Locate the word "face" in the material, then show every line that holds it.
==== Listing
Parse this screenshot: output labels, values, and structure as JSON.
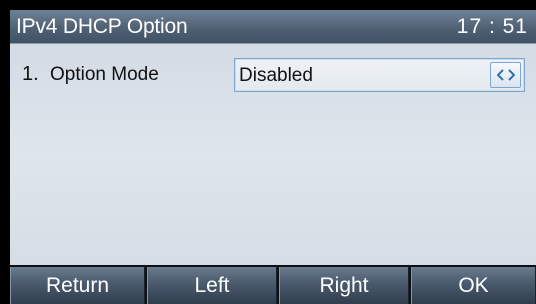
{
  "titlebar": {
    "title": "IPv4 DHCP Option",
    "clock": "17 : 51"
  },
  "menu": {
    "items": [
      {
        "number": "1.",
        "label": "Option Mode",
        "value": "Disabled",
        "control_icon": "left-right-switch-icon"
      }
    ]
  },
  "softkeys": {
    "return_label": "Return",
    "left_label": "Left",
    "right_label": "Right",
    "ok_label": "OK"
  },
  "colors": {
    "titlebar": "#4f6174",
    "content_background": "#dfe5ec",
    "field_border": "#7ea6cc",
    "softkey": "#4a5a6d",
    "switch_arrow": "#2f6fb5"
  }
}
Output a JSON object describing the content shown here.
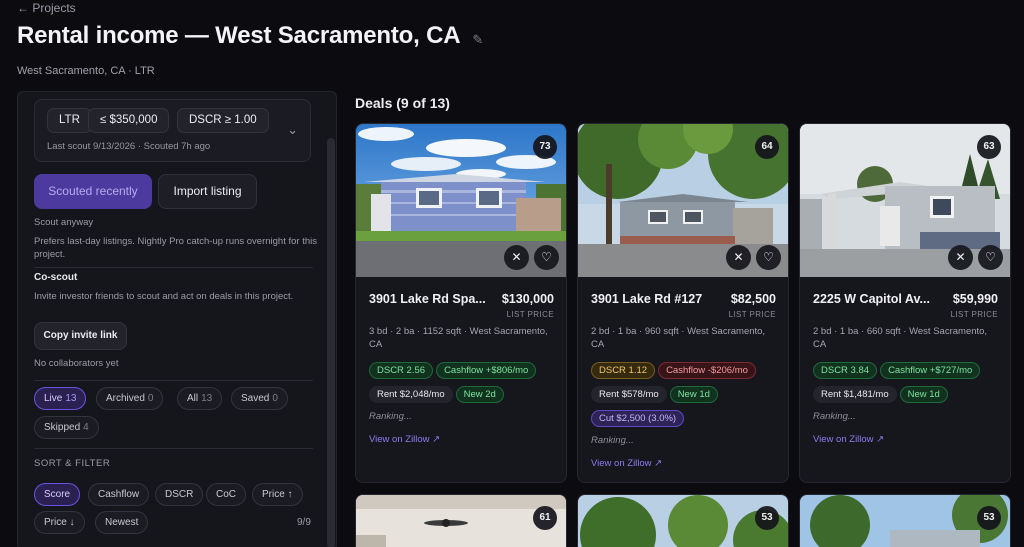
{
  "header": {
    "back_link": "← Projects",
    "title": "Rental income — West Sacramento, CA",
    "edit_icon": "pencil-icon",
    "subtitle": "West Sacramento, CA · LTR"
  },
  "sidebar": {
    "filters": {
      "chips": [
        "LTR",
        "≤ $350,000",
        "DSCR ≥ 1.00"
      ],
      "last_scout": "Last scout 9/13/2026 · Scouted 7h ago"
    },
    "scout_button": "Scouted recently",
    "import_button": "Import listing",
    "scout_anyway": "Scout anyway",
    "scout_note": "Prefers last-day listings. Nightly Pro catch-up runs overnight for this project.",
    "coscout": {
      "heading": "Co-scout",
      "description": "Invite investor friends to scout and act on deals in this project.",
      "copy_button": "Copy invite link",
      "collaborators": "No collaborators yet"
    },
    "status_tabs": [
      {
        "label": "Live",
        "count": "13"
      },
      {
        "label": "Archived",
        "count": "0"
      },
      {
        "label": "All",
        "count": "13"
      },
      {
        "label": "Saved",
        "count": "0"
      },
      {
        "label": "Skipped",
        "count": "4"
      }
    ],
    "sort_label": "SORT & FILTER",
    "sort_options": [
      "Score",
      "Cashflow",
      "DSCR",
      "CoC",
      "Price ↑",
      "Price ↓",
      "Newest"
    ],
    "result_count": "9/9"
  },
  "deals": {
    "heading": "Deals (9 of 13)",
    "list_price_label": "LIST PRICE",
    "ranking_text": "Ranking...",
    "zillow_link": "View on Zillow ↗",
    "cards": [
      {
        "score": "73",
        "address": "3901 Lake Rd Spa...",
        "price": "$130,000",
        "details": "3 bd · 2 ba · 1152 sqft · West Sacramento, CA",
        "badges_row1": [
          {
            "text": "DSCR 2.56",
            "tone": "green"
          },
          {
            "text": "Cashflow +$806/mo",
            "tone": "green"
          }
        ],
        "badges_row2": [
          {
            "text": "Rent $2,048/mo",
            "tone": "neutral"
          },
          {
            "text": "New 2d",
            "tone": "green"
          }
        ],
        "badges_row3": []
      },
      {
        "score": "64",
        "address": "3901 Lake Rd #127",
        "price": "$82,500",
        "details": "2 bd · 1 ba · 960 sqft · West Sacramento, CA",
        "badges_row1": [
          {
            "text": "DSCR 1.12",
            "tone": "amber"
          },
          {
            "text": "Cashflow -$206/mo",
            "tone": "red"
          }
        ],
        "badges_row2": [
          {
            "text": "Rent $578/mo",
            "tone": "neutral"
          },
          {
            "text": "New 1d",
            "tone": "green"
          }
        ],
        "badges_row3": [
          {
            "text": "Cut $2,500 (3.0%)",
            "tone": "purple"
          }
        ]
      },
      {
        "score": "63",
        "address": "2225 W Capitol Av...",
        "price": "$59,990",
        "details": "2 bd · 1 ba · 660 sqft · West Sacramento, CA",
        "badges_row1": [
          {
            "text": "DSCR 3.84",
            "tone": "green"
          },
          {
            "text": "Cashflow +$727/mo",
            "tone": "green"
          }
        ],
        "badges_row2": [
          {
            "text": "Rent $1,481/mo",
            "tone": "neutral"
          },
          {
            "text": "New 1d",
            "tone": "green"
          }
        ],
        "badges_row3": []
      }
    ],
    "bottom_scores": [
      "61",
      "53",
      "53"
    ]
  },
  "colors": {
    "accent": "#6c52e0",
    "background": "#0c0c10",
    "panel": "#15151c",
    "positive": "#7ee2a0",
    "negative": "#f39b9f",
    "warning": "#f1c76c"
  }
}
========
==== Listing
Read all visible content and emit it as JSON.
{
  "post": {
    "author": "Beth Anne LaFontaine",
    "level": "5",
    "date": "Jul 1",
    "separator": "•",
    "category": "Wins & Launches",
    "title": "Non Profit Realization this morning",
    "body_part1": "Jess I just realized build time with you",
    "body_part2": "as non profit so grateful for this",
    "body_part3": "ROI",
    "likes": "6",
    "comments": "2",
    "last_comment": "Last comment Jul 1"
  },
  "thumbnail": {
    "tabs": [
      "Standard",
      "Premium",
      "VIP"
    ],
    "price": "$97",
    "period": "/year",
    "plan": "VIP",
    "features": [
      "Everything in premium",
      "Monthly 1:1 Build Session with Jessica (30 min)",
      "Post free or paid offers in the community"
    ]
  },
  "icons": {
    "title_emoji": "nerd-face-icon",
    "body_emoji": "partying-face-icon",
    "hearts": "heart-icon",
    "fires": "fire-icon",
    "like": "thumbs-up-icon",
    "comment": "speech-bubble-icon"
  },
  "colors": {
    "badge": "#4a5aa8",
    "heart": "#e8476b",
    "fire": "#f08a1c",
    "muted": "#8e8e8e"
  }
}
========
==== Listing
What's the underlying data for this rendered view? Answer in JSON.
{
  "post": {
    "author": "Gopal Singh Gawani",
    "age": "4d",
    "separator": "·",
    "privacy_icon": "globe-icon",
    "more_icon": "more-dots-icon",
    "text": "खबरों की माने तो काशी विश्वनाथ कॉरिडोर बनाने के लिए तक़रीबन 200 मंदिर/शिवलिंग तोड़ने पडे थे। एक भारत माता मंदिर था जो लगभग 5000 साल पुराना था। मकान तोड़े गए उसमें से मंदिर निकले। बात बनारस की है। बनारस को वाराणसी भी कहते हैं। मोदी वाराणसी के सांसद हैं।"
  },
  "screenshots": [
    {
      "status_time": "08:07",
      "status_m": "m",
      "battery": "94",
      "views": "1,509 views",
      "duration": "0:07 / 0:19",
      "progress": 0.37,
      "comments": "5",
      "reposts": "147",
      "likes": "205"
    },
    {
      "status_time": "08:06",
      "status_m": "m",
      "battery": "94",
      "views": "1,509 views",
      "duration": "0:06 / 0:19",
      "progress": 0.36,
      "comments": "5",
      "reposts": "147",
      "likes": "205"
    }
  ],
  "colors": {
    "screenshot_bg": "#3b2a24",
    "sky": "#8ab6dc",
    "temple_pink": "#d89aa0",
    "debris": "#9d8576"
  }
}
========
▶ _Exercise response_:
    "title_emoji": "nerd-face-icon",
    "body_emoji": "partying-face-icon",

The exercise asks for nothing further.